Your instructions:
Keep every line where the word "this" appears; drop the rest.

Stored rows:
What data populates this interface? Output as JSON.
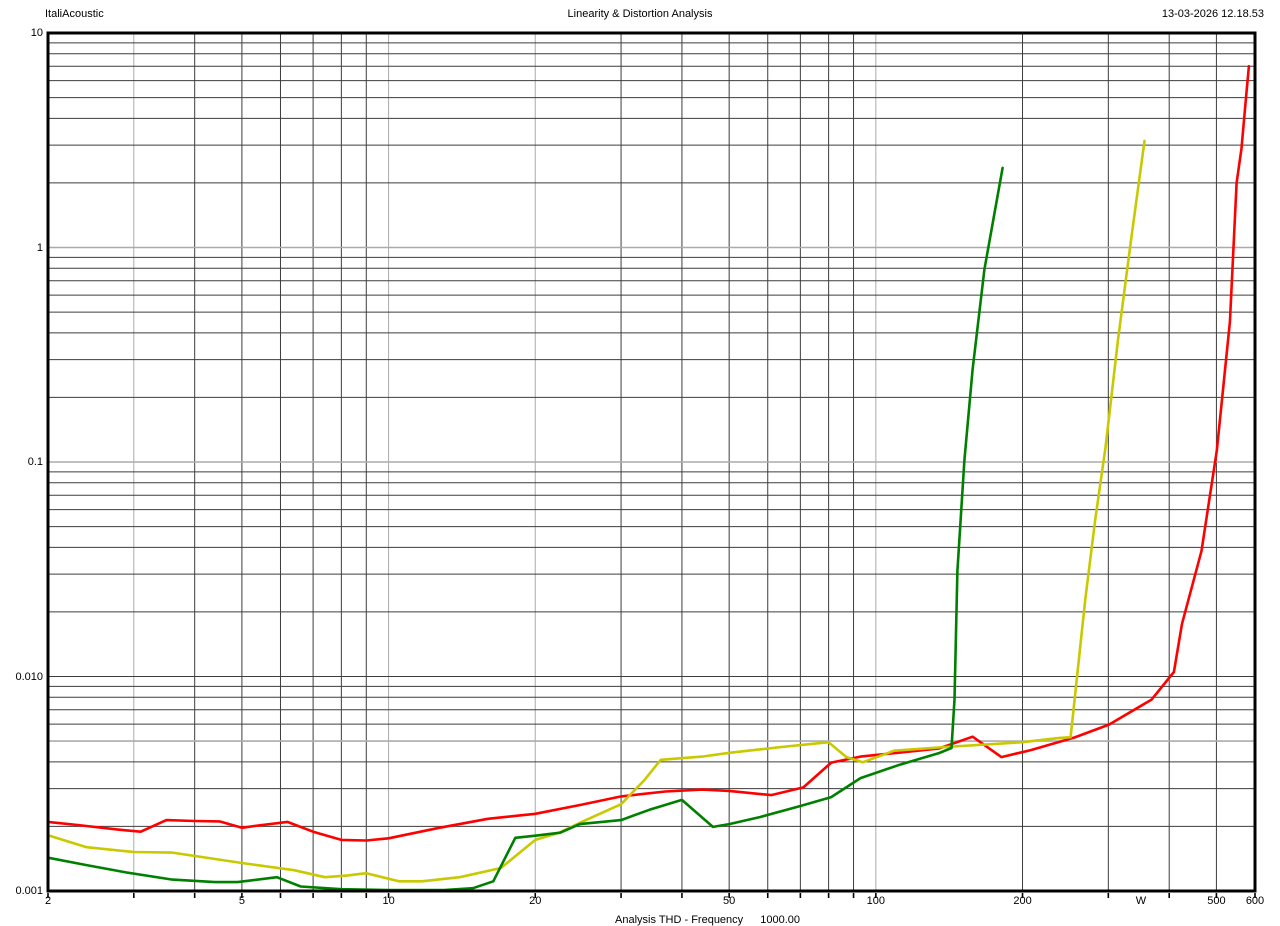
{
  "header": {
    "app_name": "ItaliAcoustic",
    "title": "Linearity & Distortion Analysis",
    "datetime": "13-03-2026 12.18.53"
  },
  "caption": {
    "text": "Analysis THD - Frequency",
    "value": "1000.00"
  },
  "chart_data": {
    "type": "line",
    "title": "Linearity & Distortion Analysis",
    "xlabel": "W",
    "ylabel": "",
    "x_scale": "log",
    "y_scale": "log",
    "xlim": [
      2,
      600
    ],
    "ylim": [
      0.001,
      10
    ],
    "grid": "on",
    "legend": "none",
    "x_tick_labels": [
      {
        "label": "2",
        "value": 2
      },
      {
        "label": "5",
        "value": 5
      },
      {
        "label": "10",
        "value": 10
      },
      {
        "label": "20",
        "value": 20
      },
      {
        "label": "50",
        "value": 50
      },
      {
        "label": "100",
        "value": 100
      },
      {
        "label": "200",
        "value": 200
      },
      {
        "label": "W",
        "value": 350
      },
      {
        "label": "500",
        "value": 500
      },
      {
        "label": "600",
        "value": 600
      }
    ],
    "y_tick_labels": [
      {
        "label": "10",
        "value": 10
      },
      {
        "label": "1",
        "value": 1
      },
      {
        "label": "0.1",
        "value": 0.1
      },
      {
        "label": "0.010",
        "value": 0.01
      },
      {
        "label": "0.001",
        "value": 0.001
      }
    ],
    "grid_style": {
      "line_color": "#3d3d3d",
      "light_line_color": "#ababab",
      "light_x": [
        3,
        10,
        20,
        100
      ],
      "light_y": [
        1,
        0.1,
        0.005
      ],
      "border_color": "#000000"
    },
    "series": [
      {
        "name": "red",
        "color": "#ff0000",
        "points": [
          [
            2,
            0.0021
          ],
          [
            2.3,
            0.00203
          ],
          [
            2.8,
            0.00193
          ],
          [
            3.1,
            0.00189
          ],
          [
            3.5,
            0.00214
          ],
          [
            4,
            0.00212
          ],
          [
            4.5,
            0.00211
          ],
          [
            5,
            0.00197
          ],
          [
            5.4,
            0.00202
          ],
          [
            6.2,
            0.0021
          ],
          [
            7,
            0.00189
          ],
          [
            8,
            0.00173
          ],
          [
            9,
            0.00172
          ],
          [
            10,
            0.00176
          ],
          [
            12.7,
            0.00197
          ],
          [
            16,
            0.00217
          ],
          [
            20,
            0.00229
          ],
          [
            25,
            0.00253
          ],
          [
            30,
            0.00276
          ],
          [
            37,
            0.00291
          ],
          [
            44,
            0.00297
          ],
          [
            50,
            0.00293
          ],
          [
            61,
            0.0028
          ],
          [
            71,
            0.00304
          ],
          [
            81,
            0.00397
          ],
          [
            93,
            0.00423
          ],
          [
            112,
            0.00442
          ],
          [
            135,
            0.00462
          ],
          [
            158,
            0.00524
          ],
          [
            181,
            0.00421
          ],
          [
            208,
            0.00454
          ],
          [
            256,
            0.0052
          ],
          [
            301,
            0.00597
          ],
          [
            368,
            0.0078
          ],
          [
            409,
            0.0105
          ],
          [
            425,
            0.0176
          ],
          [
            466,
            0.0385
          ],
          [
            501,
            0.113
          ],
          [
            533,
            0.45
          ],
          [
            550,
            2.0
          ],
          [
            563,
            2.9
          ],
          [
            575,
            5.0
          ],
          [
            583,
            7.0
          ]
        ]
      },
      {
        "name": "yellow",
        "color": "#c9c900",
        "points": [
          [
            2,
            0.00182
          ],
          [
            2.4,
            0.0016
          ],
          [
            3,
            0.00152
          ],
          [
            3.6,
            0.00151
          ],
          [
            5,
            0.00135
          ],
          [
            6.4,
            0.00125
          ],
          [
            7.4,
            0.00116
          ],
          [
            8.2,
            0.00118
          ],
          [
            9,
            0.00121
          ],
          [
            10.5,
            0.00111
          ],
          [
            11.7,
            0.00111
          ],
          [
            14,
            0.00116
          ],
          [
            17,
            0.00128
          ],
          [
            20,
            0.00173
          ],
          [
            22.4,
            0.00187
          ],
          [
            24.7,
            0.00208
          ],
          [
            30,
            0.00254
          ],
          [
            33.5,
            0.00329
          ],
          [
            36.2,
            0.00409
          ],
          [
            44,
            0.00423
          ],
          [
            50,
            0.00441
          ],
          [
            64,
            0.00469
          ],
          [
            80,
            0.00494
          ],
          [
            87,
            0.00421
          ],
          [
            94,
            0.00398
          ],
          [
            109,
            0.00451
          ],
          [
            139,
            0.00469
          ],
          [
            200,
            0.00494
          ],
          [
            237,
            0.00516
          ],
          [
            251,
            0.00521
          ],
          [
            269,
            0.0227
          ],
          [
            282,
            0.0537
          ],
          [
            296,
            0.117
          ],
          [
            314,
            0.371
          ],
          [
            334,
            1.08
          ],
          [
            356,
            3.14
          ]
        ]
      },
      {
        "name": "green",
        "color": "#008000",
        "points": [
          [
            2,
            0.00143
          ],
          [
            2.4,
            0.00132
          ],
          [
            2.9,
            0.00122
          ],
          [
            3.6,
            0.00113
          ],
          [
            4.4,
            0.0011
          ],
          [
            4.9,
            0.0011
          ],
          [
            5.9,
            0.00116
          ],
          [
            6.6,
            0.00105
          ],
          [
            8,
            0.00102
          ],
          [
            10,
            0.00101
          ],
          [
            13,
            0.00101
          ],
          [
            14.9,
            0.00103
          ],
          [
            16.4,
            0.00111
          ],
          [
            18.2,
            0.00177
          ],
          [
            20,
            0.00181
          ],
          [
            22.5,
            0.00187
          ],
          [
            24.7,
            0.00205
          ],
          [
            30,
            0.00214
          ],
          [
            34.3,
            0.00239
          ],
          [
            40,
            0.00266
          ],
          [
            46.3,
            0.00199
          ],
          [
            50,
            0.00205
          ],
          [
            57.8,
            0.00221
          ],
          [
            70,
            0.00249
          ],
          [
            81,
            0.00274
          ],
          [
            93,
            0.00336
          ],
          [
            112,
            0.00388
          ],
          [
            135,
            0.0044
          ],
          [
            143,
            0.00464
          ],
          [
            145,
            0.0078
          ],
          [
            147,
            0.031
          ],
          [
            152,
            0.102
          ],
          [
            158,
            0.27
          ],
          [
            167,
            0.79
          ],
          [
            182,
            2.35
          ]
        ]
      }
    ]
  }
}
==
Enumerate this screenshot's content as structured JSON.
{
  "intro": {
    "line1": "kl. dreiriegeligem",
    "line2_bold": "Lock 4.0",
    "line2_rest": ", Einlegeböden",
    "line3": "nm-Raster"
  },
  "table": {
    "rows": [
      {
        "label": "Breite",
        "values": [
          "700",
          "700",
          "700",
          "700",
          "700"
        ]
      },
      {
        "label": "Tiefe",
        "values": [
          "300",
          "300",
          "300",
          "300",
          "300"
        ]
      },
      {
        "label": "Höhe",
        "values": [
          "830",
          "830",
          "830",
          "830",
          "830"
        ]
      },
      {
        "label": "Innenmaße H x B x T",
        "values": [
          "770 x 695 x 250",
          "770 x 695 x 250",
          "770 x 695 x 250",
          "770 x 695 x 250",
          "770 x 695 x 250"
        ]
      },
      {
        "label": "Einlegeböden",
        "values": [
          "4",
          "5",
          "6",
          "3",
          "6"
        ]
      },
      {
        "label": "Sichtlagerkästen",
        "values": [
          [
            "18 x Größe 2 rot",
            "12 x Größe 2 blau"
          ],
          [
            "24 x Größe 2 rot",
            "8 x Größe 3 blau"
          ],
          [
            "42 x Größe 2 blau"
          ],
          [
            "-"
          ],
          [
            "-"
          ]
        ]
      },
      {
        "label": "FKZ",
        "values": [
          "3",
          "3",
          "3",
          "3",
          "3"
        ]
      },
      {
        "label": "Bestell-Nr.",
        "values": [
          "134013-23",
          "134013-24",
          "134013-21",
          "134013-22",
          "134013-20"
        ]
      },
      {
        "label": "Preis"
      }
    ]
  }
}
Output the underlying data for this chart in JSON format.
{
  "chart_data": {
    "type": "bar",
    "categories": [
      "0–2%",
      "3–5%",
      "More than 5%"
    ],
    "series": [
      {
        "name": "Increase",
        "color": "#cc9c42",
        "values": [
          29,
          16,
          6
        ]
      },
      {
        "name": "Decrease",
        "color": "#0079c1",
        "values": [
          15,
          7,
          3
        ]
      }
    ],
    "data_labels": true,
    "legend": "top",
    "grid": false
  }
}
--
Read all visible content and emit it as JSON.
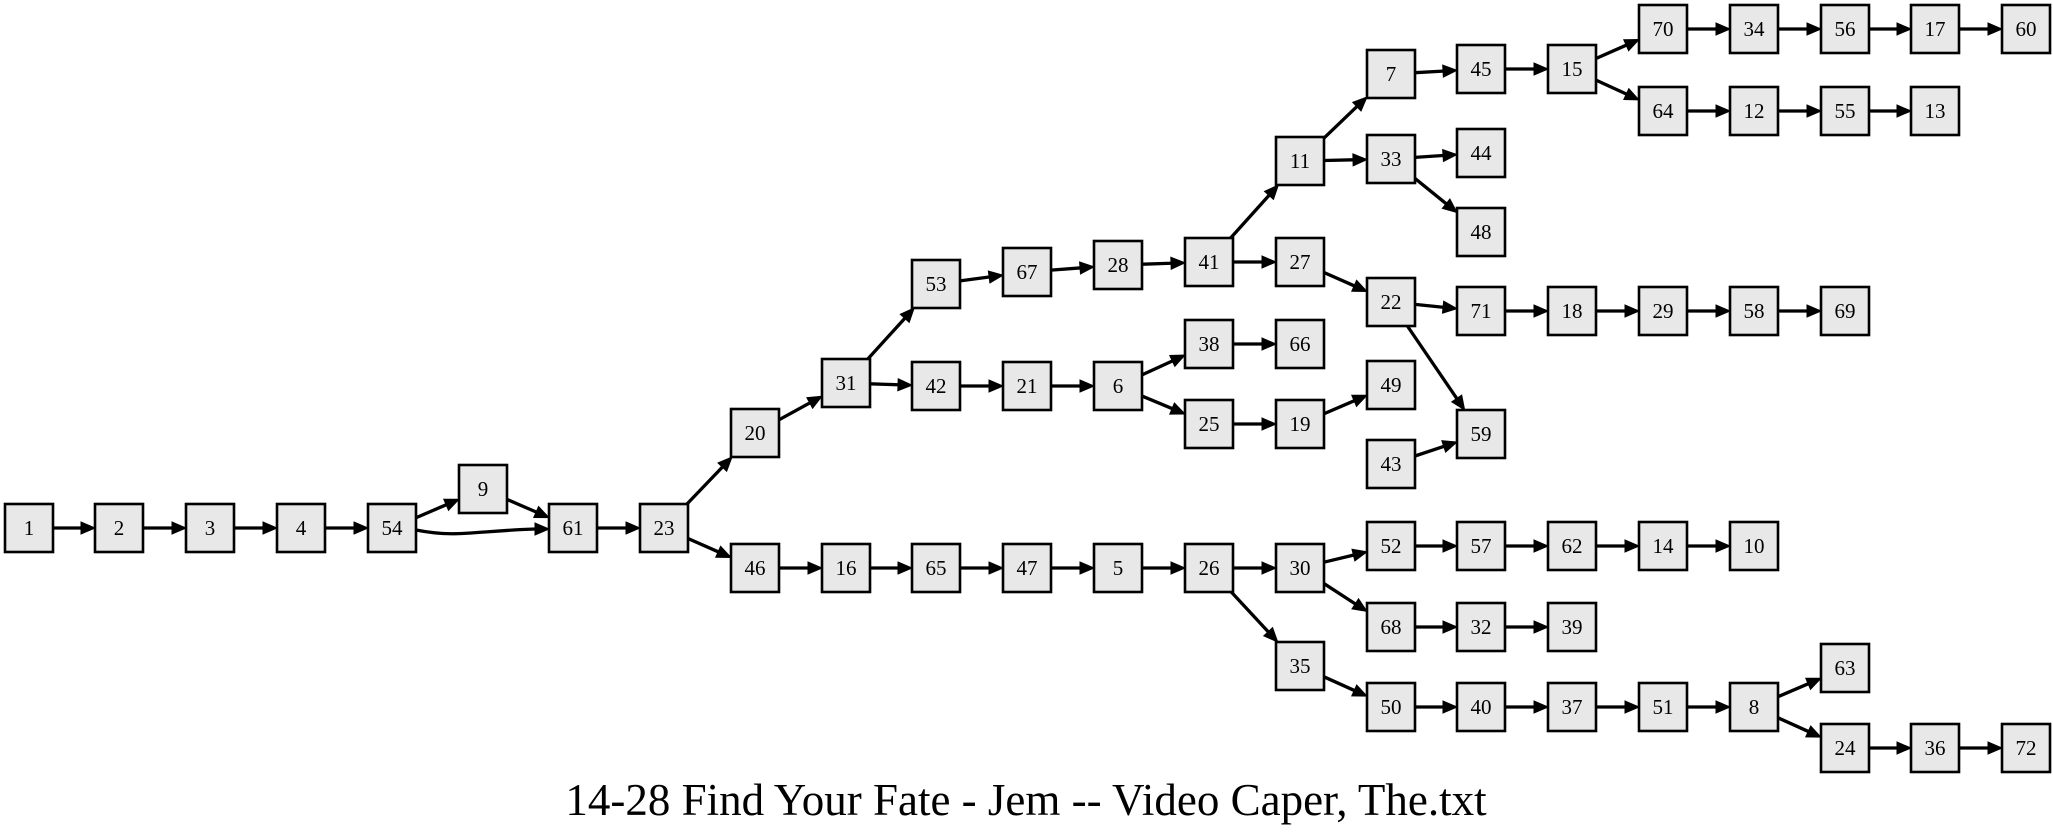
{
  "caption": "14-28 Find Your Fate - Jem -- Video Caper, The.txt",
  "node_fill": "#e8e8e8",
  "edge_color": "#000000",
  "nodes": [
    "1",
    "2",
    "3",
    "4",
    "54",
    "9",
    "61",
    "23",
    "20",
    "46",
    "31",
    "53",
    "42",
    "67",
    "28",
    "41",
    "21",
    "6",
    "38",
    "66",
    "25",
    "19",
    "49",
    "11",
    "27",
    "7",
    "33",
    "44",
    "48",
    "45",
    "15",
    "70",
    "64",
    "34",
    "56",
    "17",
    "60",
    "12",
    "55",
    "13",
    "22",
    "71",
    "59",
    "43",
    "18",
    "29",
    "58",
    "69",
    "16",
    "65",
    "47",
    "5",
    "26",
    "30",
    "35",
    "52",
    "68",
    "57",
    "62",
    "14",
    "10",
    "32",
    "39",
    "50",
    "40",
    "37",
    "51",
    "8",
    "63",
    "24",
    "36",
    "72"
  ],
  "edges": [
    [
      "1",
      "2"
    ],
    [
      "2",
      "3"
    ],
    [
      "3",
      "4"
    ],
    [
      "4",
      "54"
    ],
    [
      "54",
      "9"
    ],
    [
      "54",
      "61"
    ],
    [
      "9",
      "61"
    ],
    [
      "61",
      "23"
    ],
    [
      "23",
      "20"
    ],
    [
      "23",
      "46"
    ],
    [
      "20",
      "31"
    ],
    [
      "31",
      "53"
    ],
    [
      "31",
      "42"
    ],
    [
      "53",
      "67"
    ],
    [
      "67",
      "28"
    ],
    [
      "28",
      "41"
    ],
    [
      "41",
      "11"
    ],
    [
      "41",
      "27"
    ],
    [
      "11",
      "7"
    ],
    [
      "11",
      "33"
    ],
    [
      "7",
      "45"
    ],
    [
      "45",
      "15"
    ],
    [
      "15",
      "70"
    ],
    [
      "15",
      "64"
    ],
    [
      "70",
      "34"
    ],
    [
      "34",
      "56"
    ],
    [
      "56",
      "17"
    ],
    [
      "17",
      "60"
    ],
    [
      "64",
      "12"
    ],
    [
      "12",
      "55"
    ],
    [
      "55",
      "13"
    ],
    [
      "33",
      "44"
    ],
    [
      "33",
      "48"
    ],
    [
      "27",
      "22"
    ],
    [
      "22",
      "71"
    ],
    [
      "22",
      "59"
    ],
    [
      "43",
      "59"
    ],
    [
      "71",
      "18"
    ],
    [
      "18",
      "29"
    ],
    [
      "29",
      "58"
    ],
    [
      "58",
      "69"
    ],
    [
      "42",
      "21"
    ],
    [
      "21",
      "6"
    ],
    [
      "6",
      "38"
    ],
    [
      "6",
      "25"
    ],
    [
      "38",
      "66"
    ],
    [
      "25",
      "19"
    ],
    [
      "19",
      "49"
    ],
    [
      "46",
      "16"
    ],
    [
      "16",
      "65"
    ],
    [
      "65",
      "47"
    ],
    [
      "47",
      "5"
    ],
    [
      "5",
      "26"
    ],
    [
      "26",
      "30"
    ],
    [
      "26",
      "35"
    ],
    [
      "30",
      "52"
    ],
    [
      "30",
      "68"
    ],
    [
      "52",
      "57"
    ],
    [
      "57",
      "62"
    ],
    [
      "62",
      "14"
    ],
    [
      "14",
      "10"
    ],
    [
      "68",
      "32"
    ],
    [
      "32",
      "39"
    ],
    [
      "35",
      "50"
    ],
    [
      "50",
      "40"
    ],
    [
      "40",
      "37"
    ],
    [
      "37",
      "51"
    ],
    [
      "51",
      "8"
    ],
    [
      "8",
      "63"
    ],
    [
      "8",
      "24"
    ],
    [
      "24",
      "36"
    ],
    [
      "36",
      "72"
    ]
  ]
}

The reply:
What data populates this interface? Output as JSON.
Enumerate this screenshot's content as structured JSON.
Output the underlying data for this chart in JSON format.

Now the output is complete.